Given entries:
* Begin *

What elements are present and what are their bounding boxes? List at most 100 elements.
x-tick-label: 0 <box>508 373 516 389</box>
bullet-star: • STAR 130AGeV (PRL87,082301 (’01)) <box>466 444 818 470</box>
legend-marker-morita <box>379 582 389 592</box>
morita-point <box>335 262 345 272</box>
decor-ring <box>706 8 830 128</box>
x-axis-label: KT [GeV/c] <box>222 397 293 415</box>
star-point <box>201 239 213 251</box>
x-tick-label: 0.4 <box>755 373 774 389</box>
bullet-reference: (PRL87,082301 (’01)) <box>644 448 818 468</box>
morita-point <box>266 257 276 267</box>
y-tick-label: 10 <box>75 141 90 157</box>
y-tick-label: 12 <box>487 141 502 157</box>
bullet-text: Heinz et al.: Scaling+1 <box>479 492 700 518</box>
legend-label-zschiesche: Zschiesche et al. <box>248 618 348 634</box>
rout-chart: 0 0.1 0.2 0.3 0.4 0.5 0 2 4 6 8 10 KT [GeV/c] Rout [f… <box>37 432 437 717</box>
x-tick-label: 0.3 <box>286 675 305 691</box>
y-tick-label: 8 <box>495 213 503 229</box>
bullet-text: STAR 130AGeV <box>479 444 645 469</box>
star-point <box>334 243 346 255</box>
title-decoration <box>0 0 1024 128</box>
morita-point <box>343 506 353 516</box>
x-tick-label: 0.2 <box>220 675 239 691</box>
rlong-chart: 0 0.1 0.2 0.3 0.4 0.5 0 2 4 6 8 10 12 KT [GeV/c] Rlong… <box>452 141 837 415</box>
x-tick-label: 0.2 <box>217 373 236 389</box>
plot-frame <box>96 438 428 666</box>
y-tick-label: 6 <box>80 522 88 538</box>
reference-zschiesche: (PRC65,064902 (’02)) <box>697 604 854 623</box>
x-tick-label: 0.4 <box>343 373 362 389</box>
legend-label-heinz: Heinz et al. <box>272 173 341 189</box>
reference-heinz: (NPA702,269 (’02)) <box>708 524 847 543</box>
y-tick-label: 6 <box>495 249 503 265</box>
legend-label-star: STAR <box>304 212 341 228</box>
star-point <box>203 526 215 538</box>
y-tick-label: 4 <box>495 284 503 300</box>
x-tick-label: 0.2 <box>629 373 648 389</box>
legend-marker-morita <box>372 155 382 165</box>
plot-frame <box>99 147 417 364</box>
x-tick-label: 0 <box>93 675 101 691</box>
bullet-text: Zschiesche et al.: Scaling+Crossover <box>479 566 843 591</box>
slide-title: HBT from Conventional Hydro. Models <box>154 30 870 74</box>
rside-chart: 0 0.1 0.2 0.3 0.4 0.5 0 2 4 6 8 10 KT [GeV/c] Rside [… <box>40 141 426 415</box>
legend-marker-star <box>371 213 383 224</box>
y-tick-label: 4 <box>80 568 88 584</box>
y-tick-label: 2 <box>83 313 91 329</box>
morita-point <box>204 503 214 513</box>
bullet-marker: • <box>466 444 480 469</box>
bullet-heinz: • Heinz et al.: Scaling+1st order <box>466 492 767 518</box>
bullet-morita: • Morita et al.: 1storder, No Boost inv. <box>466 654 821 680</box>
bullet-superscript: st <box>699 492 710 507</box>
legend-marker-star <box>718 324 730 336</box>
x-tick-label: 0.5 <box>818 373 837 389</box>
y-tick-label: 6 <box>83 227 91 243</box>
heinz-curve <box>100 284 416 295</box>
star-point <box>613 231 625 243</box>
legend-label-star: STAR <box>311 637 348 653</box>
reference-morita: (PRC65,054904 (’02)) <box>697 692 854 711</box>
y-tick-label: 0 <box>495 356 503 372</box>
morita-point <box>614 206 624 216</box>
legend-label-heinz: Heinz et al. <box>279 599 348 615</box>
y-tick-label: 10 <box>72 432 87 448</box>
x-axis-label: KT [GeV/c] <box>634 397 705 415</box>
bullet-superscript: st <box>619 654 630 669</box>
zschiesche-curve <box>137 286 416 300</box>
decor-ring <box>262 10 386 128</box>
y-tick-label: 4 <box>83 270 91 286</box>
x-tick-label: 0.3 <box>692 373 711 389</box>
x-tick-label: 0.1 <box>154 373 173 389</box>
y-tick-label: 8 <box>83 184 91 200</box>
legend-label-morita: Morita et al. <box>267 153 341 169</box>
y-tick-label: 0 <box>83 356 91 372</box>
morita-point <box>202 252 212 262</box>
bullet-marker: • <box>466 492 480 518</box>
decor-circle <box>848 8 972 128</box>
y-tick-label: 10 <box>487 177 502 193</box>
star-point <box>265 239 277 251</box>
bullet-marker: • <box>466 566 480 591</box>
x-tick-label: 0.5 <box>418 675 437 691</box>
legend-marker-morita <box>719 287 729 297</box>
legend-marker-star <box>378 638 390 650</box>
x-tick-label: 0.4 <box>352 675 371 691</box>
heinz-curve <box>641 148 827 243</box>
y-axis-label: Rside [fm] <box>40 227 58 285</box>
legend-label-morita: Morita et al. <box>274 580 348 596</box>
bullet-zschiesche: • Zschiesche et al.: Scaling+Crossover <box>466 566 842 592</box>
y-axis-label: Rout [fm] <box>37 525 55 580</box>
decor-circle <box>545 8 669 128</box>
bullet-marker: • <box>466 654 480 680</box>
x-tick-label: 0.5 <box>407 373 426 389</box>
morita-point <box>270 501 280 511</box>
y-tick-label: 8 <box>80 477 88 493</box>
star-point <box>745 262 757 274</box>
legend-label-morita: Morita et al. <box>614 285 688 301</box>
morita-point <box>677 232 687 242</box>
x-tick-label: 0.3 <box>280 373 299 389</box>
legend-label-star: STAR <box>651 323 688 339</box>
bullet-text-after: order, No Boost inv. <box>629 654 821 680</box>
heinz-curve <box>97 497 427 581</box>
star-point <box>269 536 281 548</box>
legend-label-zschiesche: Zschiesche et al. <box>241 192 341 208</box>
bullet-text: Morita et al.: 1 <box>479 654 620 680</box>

* End *

Brief:
Show every line of the data that contains the string "Rside". Case counts.

Task result:
rside-chart: 0 0.1 0.2 0.3 0.4 0.5 0 2 4 6 8 10 KT [GeV/c] Rside [… <box>40 141 426 415</box>
y-axis-label: Rside [fm] <box>40 227 58 285</box>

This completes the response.